> _EXTRAIT FOURNI_:
==========

En conclusion, je dirais qu'il faut admettre le
fait que chacun soit dissemblable dans sa douleur même si cela est dur
certaines fois et accepter les différentes façons de chacun de gérer son
désespoir, son affliction et ne pas en vouloir à son conjoint parce qu'il ne
l'exprime pas de la même façon.
Je pense également qu'un des éléments
essentiels qui a permis à notre couple de rester si uni a été le fait que nous
n'avions aucun motif pouvant nous permettre et nous donner l'occasion de nous
faire des reproches, voire des accusations. Nous ne nous sommes pas retrouvés
comme, par exemple, dans la situation d'un accident où l'un des
parents est directement impliqué.
Le deuil des frère et sœur
J'ai été, en tant que maman, confrontée à des vécus
de "deuil" totalement opposés de mes deux enfants. Pour des adultes, la mort
est déjà très difficile à accepter (voire certaines fois inacceptable) mais
nous savons qu'elle existe ... parce que nous avons grandi, que nous prenons
de l'âge et qu'elle va devenir la conclusion de notre vie. Mais pour de jeunes
enfants, la notion de mort est très souvent inexistante ou imaginaire parce
que encore très lointaine. Alors lorsqu'un enfant perd un petit frère (ou une
petite sœur), il se retrouve confronté à quelque chose qu'il ne connaît pas,
qui touche un des êtres auxquels il tient le plus et dont il est le plus près.
Tout jeune, il fait alors déjà connaissance avec cette notion de "départ
définitif". Et il réalise que la mort ne concerne pas que les personnes plus
âgées que lui. Cela remet donc en question le cycle de la vie normale et il
comprend que lui aussi peut mourir.
Lucas avait un frère et une sœur.

==========

> _ENTRÉES_:
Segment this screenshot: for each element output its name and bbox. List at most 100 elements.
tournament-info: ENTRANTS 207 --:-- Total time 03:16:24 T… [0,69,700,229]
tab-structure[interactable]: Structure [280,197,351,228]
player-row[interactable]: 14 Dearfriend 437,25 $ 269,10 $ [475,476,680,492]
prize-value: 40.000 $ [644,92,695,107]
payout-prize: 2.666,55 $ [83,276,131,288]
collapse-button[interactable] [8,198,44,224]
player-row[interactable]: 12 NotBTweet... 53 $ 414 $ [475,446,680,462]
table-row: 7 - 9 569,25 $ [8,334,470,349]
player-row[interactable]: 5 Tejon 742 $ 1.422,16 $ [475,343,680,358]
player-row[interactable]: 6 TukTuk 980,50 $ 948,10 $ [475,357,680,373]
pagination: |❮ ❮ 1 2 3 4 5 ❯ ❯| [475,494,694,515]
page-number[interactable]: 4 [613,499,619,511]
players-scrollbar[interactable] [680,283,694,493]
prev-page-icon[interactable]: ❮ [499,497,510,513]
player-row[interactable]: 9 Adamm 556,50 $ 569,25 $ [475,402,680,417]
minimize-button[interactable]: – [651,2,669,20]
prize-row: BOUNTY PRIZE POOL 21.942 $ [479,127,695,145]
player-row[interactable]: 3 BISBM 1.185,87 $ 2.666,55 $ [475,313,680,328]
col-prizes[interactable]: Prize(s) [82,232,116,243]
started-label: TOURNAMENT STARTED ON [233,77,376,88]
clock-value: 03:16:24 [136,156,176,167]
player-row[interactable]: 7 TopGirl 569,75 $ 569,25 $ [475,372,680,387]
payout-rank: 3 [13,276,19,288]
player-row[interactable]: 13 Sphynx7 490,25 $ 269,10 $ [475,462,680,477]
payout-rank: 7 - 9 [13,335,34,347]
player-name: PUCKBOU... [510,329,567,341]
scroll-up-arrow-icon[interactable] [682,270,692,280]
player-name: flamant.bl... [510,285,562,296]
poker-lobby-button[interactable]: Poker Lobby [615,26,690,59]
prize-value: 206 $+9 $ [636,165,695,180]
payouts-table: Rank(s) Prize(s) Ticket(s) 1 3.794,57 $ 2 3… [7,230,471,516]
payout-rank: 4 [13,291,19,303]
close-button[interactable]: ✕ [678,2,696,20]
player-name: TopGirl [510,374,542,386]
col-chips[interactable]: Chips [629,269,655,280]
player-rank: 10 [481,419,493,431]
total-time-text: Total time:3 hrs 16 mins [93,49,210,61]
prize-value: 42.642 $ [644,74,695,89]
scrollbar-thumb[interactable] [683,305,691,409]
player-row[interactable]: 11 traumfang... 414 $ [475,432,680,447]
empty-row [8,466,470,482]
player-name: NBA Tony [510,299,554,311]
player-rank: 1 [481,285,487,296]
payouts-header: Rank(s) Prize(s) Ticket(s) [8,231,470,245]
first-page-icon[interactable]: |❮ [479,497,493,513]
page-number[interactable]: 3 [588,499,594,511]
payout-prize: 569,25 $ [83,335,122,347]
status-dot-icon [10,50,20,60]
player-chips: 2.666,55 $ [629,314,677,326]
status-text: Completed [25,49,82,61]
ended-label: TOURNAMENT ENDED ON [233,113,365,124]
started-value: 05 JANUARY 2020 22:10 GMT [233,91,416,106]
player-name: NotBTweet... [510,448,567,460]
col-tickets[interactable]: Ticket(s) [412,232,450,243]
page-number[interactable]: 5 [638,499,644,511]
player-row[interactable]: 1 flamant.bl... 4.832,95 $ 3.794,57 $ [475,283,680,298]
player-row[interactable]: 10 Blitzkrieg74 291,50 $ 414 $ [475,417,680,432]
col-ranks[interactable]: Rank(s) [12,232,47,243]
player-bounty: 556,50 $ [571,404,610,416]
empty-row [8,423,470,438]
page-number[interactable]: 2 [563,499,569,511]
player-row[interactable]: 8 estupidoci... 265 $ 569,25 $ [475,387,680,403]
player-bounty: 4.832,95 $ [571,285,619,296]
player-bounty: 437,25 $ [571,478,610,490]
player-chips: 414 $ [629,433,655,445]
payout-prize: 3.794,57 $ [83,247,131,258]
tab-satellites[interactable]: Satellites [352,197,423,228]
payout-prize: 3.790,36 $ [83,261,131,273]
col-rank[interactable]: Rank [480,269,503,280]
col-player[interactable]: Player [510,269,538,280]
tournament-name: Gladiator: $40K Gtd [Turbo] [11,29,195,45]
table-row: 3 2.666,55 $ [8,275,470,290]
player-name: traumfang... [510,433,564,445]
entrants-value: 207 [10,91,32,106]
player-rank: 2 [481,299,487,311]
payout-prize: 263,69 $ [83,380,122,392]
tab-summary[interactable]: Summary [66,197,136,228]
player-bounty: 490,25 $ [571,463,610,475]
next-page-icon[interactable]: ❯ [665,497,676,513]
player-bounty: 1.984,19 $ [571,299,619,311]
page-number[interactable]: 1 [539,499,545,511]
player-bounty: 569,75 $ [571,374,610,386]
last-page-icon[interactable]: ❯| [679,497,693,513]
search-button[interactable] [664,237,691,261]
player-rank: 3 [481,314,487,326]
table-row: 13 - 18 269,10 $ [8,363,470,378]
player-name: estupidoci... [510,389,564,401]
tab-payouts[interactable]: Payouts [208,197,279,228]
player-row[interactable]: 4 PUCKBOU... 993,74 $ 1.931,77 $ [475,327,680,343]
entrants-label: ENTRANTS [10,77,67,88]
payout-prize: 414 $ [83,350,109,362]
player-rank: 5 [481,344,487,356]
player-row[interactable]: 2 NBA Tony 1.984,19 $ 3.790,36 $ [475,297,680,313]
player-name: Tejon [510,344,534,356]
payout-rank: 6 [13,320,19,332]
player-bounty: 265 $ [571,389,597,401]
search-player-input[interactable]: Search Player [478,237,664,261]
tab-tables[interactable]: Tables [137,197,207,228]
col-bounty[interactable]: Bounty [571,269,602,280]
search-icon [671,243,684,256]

==========

> _CONSIGNE 1_:
Recopiez à l'identique le passage de l'extrait fourni qui commence aux mots « En conclusion, je » et s'arrête après les mots « est directement impliqué. ».
> _CONSIGNE 2_:
D'après l'extrait fourni, combien de frères et de sœurs Lucas avait-il ?
Ce matériau provient d'une source distincte de l'extrait fourni.

> _RÉPONSE ATTENDUE 1_:
En conclusion, je dirais qu'il faut admettre le
fait que chacun soit dissemblable dans sa douleur même si cela est dur
certaines fois et accepter les différentes façons de chacun de gérer son
désespoir, son affliction et ne pas en vouloir à son conjoint parce qu'il ne
l'exprime pas de la même façon.
Je pense également qu'un des éléments
essentiels qui a permis à notre couple de rester si uni a été le fait que nous
n'avions aucun motif pouvant nous permettre et nous donner l'occasion de nous
faire des reproches, voire des accusations. Nous ne nous sommes pas retrouvés
comme, par exemple, dans la situation d'un accident où l'un des
parents est directement impliqué.

> _RÉPONSE ATTENDUE 2_:
Lucas avait un frère et une sœur.